─── Source information

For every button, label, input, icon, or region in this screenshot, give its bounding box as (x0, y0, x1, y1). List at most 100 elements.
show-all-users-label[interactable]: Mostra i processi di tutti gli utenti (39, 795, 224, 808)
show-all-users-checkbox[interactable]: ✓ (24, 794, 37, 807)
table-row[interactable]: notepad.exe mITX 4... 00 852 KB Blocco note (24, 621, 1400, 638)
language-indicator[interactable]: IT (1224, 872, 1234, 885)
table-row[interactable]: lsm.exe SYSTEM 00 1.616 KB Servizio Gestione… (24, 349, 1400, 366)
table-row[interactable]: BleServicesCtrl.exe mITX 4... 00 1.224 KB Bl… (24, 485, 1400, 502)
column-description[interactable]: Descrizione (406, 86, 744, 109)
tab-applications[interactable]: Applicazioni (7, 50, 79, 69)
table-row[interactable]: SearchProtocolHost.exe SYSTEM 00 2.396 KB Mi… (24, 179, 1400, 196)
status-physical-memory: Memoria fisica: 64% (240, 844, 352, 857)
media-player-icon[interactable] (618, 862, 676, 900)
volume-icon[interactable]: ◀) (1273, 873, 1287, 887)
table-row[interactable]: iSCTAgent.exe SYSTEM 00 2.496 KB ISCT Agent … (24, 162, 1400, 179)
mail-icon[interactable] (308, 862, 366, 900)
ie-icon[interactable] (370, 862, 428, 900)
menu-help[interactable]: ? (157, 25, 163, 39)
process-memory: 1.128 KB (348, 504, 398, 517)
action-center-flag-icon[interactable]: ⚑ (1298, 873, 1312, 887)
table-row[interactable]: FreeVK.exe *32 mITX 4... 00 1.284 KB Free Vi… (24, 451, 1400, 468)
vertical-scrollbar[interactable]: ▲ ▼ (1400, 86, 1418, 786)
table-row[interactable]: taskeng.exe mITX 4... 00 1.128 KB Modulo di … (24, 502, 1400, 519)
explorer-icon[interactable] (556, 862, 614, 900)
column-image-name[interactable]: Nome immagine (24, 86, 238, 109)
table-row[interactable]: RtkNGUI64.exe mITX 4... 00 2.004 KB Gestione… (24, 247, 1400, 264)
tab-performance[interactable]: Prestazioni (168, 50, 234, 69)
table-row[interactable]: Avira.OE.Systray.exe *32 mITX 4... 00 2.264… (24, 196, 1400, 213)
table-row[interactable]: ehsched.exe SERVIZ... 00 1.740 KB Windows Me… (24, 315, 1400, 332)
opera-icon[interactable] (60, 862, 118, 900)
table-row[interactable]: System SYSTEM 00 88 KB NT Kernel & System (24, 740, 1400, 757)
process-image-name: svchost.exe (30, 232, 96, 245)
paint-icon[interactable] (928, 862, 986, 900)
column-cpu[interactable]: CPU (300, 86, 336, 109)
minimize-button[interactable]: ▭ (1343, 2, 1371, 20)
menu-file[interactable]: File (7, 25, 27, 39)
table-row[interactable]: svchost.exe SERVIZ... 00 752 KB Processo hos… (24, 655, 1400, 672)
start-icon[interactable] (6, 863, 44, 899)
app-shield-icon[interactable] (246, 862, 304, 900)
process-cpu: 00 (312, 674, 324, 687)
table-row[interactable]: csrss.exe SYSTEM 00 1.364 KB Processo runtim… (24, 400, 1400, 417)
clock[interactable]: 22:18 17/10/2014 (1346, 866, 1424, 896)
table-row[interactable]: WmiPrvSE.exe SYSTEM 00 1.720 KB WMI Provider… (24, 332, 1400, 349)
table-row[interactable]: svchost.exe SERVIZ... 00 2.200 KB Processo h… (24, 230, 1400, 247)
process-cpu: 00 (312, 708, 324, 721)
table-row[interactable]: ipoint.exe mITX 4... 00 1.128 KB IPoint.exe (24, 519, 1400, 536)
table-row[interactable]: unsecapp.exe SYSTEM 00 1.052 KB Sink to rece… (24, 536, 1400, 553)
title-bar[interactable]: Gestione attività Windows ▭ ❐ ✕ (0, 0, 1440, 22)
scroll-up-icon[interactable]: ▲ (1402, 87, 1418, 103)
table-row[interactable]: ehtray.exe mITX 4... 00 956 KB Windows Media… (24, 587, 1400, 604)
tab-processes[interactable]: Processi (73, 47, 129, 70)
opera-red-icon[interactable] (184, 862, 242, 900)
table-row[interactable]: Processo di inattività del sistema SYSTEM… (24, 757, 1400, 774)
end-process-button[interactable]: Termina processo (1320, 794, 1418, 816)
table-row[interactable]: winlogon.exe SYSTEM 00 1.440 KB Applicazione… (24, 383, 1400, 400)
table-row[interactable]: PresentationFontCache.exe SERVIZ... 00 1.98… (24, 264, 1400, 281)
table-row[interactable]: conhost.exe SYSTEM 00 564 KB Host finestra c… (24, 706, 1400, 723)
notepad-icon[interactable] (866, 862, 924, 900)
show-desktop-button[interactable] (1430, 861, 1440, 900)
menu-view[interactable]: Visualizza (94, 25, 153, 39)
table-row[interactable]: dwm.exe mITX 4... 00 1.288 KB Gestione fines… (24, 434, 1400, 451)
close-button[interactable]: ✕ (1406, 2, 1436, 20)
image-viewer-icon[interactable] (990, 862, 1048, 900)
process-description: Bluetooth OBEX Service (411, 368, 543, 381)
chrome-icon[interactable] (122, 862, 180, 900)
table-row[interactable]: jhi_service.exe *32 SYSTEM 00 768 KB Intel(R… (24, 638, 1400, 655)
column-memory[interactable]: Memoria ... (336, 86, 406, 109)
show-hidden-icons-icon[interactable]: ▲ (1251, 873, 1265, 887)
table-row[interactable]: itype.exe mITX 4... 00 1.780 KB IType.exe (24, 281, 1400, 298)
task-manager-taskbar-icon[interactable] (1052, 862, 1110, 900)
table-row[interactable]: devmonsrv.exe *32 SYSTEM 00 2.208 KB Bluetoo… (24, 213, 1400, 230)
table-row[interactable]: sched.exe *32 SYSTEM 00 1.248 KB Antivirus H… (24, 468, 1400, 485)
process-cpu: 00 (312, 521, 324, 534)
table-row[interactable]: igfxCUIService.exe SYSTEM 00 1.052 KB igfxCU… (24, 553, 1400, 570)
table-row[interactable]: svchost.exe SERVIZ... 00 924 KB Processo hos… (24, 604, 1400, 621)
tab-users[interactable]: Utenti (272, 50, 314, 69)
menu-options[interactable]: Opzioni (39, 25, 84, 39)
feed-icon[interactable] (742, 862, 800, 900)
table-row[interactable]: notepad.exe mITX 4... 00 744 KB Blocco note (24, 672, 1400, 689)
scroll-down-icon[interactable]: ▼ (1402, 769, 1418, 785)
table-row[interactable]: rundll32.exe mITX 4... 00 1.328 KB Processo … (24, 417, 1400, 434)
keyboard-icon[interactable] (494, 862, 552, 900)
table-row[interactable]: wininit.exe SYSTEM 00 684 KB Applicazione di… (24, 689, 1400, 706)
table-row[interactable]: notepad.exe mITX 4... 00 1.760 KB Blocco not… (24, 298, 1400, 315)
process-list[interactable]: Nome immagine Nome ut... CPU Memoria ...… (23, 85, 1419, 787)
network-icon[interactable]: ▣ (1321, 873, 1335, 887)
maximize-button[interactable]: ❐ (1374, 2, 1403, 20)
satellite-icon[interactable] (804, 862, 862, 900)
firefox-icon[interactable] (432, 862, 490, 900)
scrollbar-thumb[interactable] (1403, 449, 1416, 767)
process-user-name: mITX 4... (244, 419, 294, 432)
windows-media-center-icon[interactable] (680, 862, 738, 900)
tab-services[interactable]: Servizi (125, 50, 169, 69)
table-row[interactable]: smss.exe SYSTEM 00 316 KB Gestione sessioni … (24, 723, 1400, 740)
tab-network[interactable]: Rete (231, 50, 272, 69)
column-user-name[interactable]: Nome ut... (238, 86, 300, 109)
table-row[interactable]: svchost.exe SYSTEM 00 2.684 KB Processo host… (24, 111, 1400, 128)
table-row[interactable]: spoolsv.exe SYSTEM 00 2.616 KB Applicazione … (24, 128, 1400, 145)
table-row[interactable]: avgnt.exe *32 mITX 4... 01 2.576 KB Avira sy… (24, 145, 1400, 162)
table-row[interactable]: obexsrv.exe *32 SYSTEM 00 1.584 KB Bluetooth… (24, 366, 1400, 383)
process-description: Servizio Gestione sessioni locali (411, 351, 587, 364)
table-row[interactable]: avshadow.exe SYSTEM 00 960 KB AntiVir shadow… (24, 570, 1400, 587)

──────

The expected answer is a copy of every line in the entries that holds the word "immagine".

column-image-name[interactable]: Nome immagine (24, 86, 238, 109)
process-list[interactable]: Nome immagine Nome ut... CPU Memoria ...… (23, 85, 1419, 787)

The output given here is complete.